**Exercise brief:** Copy the material below word for word, leaving out the picture.

**Exercise data:**
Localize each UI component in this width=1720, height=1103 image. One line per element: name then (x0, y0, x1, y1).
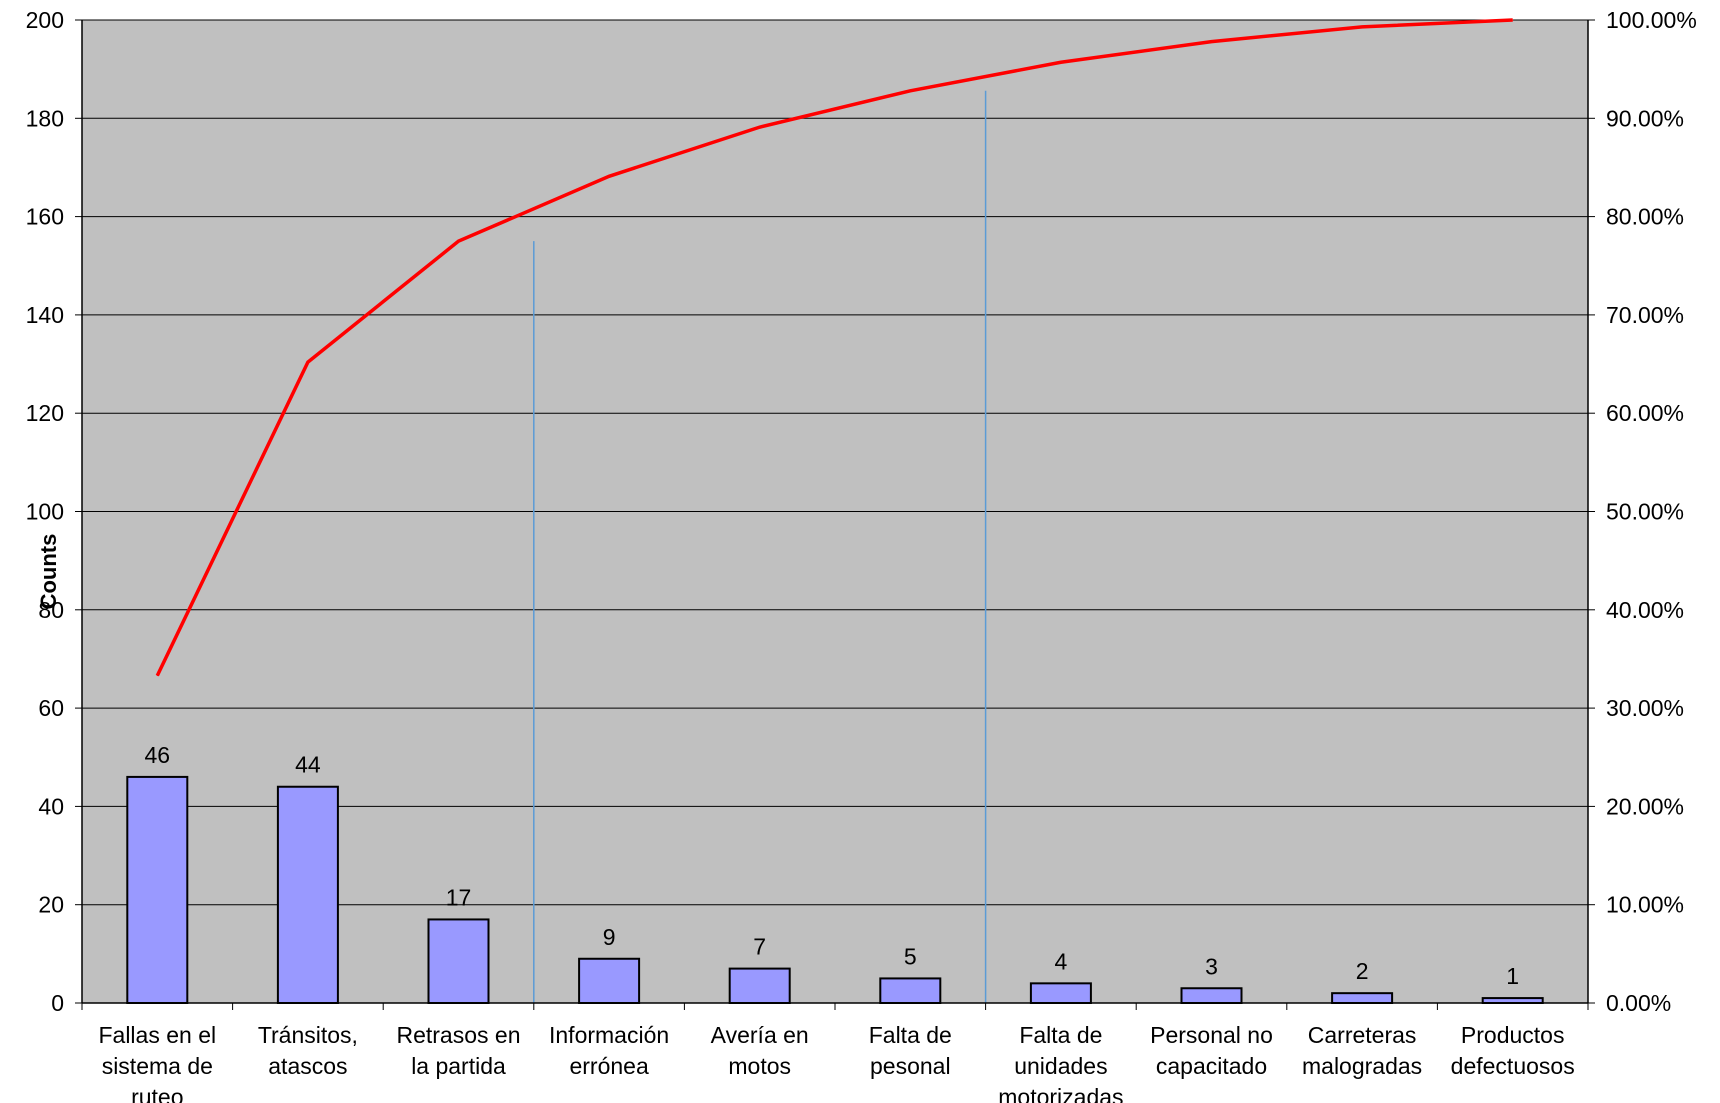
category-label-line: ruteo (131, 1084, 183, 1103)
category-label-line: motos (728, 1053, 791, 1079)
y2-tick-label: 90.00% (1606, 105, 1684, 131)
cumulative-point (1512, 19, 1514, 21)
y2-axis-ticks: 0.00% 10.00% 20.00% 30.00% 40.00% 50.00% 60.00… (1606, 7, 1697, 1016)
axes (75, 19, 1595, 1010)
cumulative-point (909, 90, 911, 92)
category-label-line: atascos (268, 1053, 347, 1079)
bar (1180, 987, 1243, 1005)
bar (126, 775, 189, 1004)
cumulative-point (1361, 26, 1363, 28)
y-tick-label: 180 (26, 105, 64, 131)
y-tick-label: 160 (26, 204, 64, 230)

**Problem solution:**
Localize each UI component in this width=1720, height=1103 image. One line per element: name then (x0, y0, x1, y1).
category-label-line: ruteo (131, 1084, 183, 1103)
category-label-line: motos (728, 1053, 791, 1079)
y2-tick-label: 90.00% (1606, 105, 1684, 131)
cumulative-point (1512, 19, 1514, 21)
y2-axis-ticks: 0.00% 10.00% 20.00% 30.00% 40.00% 50.00% 60.00… (1606, 7, 1697, 1016)
axes (75, 19, 1595, 1010)
cumulative-point (909, 90, 911, 92)
category-label-line: atascos (268, 1053, 347, 1079)
bar (1180, 987, 1243, 1005)
bar (126, 775, 189, 1004)
cumulative-point (1361, 26, 1363, 28)
y-tick-label: 180 (26, 105, 64, 131)
y-tick-label: 160 (26, 204, 64, 230)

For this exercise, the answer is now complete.